## SET EXERCISE
Give every line of the material again, exactly as written.

----

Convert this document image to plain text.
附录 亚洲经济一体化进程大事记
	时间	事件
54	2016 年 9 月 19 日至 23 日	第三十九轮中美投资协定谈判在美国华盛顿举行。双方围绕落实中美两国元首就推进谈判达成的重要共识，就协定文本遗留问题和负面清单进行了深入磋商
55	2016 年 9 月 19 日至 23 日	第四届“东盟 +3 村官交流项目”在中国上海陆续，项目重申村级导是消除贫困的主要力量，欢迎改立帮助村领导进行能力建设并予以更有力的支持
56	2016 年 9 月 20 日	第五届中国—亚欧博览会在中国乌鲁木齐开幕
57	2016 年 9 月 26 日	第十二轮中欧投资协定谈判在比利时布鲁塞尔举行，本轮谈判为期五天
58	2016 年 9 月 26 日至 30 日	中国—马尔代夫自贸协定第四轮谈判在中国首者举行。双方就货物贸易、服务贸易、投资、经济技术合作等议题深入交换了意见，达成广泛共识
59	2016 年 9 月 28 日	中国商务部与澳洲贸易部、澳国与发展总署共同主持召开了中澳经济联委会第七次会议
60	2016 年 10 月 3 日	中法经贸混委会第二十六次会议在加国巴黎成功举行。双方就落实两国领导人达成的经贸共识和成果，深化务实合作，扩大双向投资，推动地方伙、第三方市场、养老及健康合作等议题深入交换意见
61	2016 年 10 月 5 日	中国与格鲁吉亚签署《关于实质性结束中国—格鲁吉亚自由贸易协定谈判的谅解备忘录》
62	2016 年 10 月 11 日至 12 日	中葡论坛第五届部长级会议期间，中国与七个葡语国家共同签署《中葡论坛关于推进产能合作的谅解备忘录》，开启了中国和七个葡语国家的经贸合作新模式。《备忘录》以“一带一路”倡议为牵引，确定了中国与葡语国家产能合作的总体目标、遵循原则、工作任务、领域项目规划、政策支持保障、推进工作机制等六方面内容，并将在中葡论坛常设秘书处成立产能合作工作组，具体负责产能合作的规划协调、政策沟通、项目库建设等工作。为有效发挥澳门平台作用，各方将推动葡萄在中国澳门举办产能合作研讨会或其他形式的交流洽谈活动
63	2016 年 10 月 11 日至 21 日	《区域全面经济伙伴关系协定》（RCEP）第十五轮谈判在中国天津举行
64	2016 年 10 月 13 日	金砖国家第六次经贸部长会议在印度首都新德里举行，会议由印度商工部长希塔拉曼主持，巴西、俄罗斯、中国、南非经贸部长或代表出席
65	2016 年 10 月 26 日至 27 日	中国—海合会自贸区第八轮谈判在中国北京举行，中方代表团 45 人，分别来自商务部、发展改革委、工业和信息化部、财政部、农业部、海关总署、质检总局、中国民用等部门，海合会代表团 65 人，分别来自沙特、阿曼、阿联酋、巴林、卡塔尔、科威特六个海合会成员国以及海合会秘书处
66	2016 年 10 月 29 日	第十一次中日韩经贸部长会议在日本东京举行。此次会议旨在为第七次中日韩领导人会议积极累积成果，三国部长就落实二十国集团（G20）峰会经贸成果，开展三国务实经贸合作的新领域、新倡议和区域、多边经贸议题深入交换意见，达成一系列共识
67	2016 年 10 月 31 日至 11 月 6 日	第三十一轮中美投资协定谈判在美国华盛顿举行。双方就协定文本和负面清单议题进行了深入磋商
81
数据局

----

## ANSWER TO THIS TASK
Convert this document image to plain text.
附录 亚洲经济一体化进程大事记
	时间	事件
54	2016 年 9 月 19 日至 23 日	第三十九轮中美投资协定谈判在美国华盛顿举行。双方围绕落实中美两国元首就推进谈判达成的重要共识，就协定文本遗留问题和负面清单进行了深入磋商
55	2016 年 9 月 19 日至 23 日	第四届“东盟 +3 村官交流项目”在中国上海陆续，项目重申村级导是消除贫困的主要力量，欢迎改立帮助村领导进行能力建设并予以更有力的支持
56	2016 年 9 月 20 日	第五届中国—亚欧博览会在中国乌鲁木齐开幕
57	2016 年 9 月 26 日	第十二轮中欧投资协定谈判在比利时布鲁塞尔举行，本轮谈判为期五天
58	2016 年 9 月 26 日至 30 日	中国—马尔代夫自贸协定第四轮谈判在中国首者举行。双方就货物贸易、服务贸易、投资、经济技术合作等议题深入交换了意见，达成广泛共识
59	2016 年 9 月 28 日	中国商务部与澳洲贸易部、澳国与发展总署共同主持召开了中澳经济联委会第七次会议
60	2016 年 10 月 3 日	中法经贸混委会第二十六次会议在加国巴黎成功举行。双方就落实两国领导人达成的经贸共识和成果，深化务实合作，扩大双向投资，推动地方伙、第三方市场、养老及健康合作等议题深入交换意见
61	2016 年 10 月 5 日	中国与格鲁吉亚签署《关于实质性结束中国—格鲁吉亚自由贸易协定谈判的谅解备忘录》
62	2016 年 10 月 11 日至 12 日	中葡论坛第五届部长级会议期间，中国与七个葡语国家共同签署《中葡论坛关于推进产能合作的谅解备忘录》，开启了中国和七个葡语国家的经贸合作新模式。《备忘录》以“一带一路”倡议为牵引，确定了中国与葡语国家产能合作的总体目标、遵循原则、工作任务、领域项目规划、政策支持保障、推进工作机制等六方面内容，并将在中葡论坛常设秘书处成立产能合作工作组，具体负责产能合作的规划协调、政策沟通、项目库建设等工作。为有效发挥澳门平台作用，各方将推动葡萄在中国澳门举办产能合作研讨会或其他形式的交流洽谈活动
63	2016 年 10 月 11 日至 21 日	《区域全面经济伙伴关系协定》（RCEP）第十五轮谈判在中国天津举行
64	2016 年 10 月 13 日	金砖国家第六次经贸部长会议在印度首都新德里举行，会议由印度商工部长希塔拉曼主持，巴西、俄罗斯、中国、南非经贸部长或代表出席
65	2016 年 10 月 26 日至 27 日	中国—海合会自贸区第八轮谈判在中国北京举行，中方代表团 45 人，分别来自商务部、发展改革委、工业和信息化部、财政部、农业部、海关总署、质检总局、中国民用等部门，海合会代表团 65 人，分别来自沙特、阿曼、阿联酋、巴林、卡塔尔、科威特六个海合会成员国以及海合会秘书处
66	2016 年 10 月 29 日	第十一次中日韩经贸部长会议在日本东京举行。此次会议旨在为第七次中日韩领导人会议积极累积成果，三国部长就落实二十国集团（G20）峰会经贸成果，开展三国务实经贸合作的新领域、新倡议和区域、多边经贸议题深入交换意见，达成一系列共识
67	2016 年 10 月 31 日至 11 月 6 日	第三十一轮中美投资协定谈判在美国华盛顿举行。双方就协定文本和负面清单议题进行了深入磋商
81
数据局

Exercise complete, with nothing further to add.